"Aluno": sem luz? Sem essa!

 

Que aluno que ser sem luz?

 

Não faz muito tempo, ouvi — de novo — que "aluno" significa "sem luz". Era a deixa: estava na hora de escrever sobre isso.

Por algum motivo, existe entre os brasileiros (não sei se entre os lusitanos também) a crença, bastante difundida, de que a palavra "aluno" em português viria do latim a-luminus. Ou seja, "a-" (partícula de negação) e "luminus" (luz): "sem luz", portanto.

Para quem vê assim, parece até que tem rigor científico. Entretanto, o tiro passou longe. E por quê? A verdade é que há vários motivos. Vejamos alguns deles:

 

Motivo 1 - A palavra já existe

O latim já tinha palavra para "sem luz": obscurus. Que desaguou nas palavras portuguesas "obscuro" e "escuro".

 

Motivo 2 - Uso de partícula estrangeira

Mesmo que o latim quisesse uma palavra que traduzisse a ideia específica de "sem luz", usando uma partícula negativa (a exemplo do inglês, em que podemos dizer "dark" ou, em tom mais poético, "lightless"), neste caso a partícula de negação muito dificilmente seria o prefixo "a-". Isto porque este "a-", especificamente, é uma partícula grega, não latina. O "a-" do latim significa outra coisa (ver Motivo 3 abaixo), sendo que, para realizar a negação, este idioma preferiria usar uma partícula de seu próprio jardim — por exemplo, des-. Assim, desilluminatus ("desiluminado") seria uma opção muito mais natural e lógica para o latim do que alluminatus (que geraria o português “aluminado”, inclusive — não “aluno”).

» **DADOS FORNECIDOS**
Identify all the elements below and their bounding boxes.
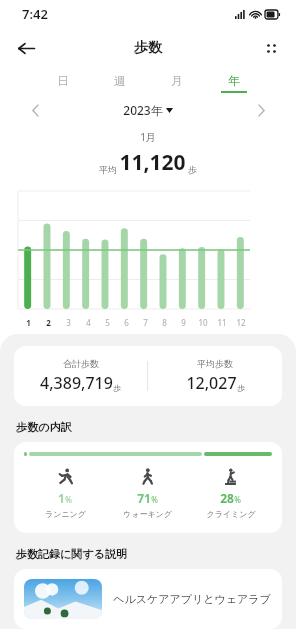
- staticText: 歩数記録に関する説明: [16, 547, 127, 561]
- button[interactable]: 71: [106, 468, 189, 519]
- staticText: 28: [220, 490, 234, 506]
- staticText: 8: [162, 317, 167, 328]
- button[interactable]: 1: [24, 468, 106, 519]
- button[interactable]: 合計歩数: [14, 346, 282, 406]
- button[interactable]: 週: [91, 68, 148, 98]
- staticText: 月: [171, 73, 183, 88]
- staticText: 2: [46, 317, 51, 328]
- staticText: 歩: [237, 383, 245, 393]
- button[interactable]: 28: [189, 468, 272, 519]
- staticText: 9: [181, 317, 186, 328]
- staticText: 5: [105, 317, 110, 328]
- staticText: 合計歩数: [63, 358, 99, 369]
- staticText: 7: [143, 317, 148, 328]
- staticText: 3: [66, 317, 71, 328]
- button[interactable]: 2023年: [123, 102, 173, 118]
- staticText: 10: [198, 317, 208, 328]
- staticText: 週: [114, 73, 126, 88]
- staticText: 日: [57, 73, 69, 88]
- staticText: 11,120: [119, 148, 186, 177]
- staticText: 12,027: [186, 372, 237, 394]
- staticText: ランニング: [45, 509, 86, 519]
- button[interactable]: 年: [205, 68, 262, 98]
- staticText: %: [151, 494, 158, 505]
- staticText: 4: [86, 317, 91, 328]
- staticText: 2023年: [123, 102, 163, 118]
- staticText: 11: [217, 317, 227, 328]
- staticText: 71: [137, 490, 151, 506]
- button[interactable]: 1: [14, 442, 282, 533]
- staticText: 歩: [188, 164, 197, 175]
- staticText: 6: [124, 317, 129, 328]
- staticText: 7:42: [22, 5, 48, 23]
- button[interactable]: 日: [34, 68, 91, 98]
- button[interactable]: ヘルスケアアプリとウェアラブ: [14, 569, 282, 629]
- staticText: 1: [58, 490, 65, 506]
- button[interactable]: Back: [8, 30, 44, 66]
- button[interactable]: 月: [148, 68, 205, 98]
- staticText: 歩数: [134, 39, 162, 57]
- staticText: クライミング: [206, 509, 256, 519]
- staticText: 平均歩数: [197, 358, 233, 369]
- staticText: 平均: [99, 164, 117, 175]
- staticText: ヘルスケアアプリとウェアラブ: [112, 592, 272, 606]
- staticText: 1月: [140, 130, 156, 144]
- staticText: %: [65, 494, 72, 505]
- button[interactable]: Next year: [248, 98, 274, 122]
- staticText: 12: [236, 317, 246, 328]
- button[interactable]: Previous year: [22, 98, 48, 122]
- staticText: 4,389,719: [40, 372, 113, 394]
- staticText: 年: [228, 73, 240, 88]
- staticText: %: [234, 494, 241, 505]
- staticText: 歩数の内訳: [16, 420, 72, 434]
- staticText: ウォーキング: [123, 509, 172, 519]
- button[interactable]: More options: [254, 31, 288, 65]
- staticText: 歩: [113, 383, 121, 393]
- staticText: 1: [26, 317, 31, 328]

» **O QUE FAZER**
Responda com base no texto sobre a origem da palavra "aluno":
1. Segundo a crença popular, de que termo latino viria "aluno"?
2. Que palavra o latim já tinha para "sem luz"?
3. De que língua é o prefixo de negação "a-"?
Use somente o texto como base.

» **RESPOSTA CORRETA**
1. De a-luminus.
2. Obscurus.
3. Do grego.